■ **PROBLEM TO SOLVE**:
Which lines below hold the word "this"? Report each one.

Collected data entries:
━━━━━━━━━━━━━━━━━━━━━━━━━━━━━━

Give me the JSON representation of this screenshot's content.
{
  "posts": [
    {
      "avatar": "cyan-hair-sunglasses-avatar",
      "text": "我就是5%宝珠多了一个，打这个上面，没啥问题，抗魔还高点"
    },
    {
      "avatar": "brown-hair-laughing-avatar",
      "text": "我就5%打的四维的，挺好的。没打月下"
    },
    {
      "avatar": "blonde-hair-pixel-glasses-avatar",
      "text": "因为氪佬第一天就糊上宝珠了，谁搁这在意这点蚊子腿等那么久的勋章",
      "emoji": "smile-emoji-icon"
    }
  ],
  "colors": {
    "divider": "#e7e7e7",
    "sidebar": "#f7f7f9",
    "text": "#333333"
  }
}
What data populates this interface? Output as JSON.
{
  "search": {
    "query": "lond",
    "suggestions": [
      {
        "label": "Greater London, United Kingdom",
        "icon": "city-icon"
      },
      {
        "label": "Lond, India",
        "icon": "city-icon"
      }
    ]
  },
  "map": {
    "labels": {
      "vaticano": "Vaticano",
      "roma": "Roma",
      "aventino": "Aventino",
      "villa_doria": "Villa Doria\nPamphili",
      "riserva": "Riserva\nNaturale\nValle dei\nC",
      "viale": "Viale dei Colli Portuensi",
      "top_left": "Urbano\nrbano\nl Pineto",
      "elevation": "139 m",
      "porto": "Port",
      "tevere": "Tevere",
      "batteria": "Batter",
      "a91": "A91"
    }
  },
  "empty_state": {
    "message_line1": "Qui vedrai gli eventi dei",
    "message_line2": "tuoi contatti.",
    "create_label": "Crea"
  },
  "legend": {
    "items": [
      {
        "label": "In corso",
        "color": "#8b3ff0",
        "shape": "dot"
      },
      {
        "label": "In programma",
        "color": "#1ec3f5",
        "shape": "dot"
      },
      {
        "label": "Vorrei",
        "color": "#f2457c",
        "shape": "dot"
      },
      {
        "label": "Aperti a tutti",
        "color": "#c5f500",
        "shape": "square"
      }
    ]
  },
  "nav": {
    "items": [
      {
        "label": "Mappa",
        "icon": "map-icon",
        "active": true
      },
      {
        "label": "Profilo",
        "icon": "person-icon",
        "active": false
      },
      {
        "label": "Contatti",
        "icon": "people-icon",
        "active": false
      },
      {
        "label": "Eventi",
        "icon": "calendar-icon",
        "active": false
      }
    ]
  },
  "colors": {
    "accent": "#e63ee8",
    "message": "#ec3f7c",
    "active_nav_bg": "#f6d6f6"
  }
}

━━━━━━━━━━━━━━━━━━━━━━━━━━━━━━

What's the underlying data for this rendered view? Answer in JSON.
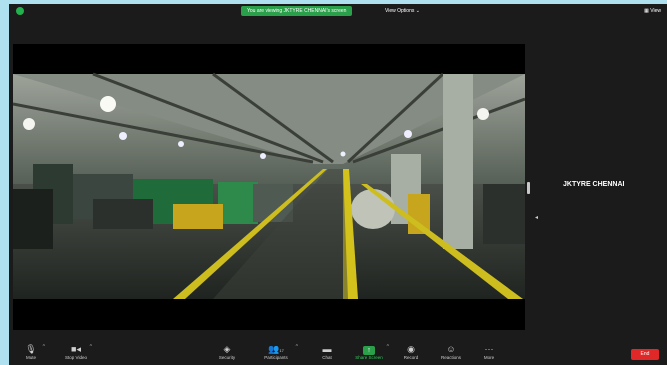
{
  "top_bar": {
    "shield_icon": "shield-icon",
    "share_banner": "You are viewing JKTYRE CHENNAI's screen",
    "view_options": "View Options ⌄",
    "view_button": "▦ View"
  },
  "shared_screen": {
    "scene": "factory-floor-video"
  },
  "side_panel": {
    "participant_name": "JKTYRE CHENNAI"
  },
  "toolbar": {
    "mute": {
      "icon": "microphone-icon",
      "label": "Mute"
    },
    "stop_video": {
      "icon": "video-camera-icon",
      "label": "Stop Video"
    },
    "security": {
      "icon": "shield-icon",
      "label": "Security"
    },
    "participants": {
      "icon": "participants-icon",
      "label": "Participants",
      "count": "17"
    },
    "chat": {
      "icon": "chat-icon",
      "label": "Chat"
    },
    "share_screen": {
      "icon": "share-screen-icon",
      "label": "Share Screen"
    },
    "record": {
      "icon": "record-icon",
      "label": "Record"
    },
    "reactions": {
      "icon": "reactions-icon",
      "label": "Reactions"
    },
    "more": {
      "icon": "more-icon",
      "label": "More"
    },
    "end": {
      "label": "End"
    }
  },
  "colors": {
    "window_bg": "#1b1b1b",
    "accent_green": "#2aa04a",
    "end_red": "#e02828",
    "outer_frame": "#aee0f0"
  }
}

━━━━━━━━━━━━━━━━━━━━━━━━━━━━━━

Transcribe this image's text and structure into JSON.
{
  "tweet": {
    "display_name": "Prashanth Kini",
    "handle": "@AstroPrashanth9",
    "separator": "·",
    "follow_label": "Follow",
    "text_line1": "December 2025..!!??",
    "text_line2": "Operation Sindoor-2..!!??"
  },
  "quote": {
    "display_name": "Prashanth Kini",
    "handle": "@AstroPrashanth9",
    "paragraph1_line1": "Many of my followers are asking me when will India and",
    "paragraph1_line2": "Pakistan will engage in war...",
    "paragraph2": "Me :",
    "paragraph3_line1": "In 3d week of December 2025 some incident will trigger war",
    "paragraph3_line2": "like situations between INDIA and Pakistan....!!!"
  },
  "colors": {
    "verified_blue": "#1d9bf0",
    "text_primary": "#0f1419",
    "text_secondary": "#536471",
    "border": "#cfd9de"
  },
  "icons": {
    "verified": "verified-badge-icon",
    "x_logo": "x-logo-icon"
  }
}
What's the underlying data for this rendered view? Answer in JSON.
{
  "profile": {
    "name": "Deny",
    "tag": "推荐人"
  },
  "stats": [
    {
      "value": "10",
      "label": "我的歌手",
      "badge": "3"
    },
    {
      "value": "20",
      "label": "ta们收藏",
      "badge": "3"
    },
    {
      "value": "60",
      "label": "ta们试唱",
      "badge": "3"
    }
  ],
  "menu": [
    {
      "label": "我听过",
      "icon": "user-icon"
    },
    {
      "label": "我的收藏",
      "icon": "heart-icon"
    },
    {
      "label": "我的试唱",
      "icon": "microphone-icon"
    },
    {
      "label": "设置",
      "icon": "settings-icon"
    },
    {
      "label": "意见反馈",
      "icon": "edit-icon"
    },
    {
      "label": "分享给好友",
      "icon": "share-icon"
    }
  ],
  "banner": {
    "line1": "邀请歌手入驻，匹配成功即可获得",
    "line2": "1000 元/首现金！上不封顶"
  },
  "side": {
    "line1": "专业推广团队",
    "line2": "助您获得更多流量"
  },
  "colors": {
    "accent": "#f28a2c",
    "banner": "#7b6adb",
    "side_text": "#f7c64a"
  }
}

━━━━━━━━━━━━━━━━━━━━━━━━━━━━━━

■ **SOLUTION**:
Give me the JSON representation of this screenshot's content.
What data populates this interface? Output as JSON.
What's the underlying data for this rendered view? Answer in JSON.
Transcribe this image's text and structure into JSON.
What's the underlying data for this rendered view? Answer in JSON.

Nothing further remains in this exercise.